BEGIN
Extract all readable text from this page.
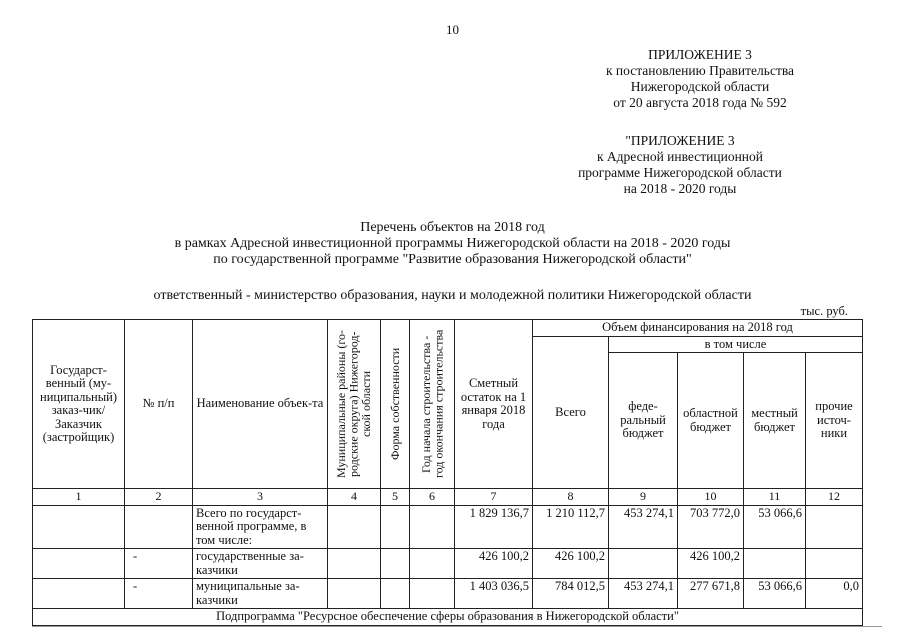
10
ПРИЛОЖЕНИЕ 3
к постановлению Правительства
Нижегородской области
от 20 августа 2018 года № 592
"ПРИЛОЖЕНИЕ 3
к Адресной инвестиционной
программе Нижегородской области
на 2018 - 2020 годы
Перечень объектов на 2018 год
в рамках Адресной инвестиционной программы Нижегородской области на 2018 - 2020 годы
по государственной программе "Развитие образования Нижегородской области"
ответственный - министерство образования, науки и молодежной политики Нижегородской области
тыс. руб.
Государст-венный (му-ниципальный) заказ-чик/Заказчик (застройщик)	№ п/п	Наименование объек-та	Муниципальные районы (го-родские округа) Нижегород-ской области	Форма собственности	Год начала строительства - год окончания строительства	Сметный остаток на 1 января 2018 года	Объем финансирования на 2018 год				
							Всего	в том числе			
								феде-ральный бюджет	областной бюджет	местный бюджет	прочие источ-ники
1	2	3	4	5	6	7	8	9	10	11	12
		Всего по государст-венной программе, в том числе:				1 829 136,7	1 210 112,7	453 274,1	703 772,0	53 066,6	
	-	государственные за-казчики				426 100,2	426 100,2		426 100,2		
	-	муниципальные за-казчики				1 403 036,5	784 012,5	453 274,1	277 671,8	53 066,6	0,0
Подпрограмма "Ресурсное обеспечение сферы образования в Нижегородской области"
END
DIRECTION:
Each entry shown above must be quoted exactly, with its pictures left out.

SOLVED EXERCISE:
Extract all readable text from this page.
10
ПРИЛОЖЕНИЕ 3
к постановлению Правительства
Нижегородской области
от 20 августа 2018 года № 592
"ПРИЛОЖЕНИЕ 3
к Адресной инвестиционной
программе Нижегородской области
на 2018 - 2020 годы
Перечень объектов на 2018 год
в рамках Адресной инвестиционной программы Нижегородской области на 2018 - 2020 годы
по государственной программе "Развитие образования Нижегородской области"
ответственный - министерство образования, науки и молодежной политики Нижегородской области
тыс. руб.
Государст-венный (му-ниципальный) заказ-чик/Заказчик (застройщик)	№ п/п	Наименование объек-та	Муниципальные районы (го-родские округа) Нижегород-ской области	Форма собственности	Год начала строительства - год окончания строительства	Сметный остаток на 1 января 2018 года	Объем финансирования на 2018 год				
							Всего	в том числе			
								феде-ральный бюджет	областной бюджет	местный бюджет	прочие источ-ники
1	2	3	4	5	6	7	8	9	10	11	12
		Всего по государст-венной программе, в том числе:				1 829 136,7	1 210 112,7	453 274,1	703 772,0	53 066,6	
	-	государственные за-казчики				426 100,2	426 100,2		426 100,2		
	-	муниципальные за-казчики				1 403 036,5	784 012,5	453 274,1	277 671,8	53 066,6	0,0
Подпрограмма "Ресурсное обеспечение сферы образования в Нижегородской области"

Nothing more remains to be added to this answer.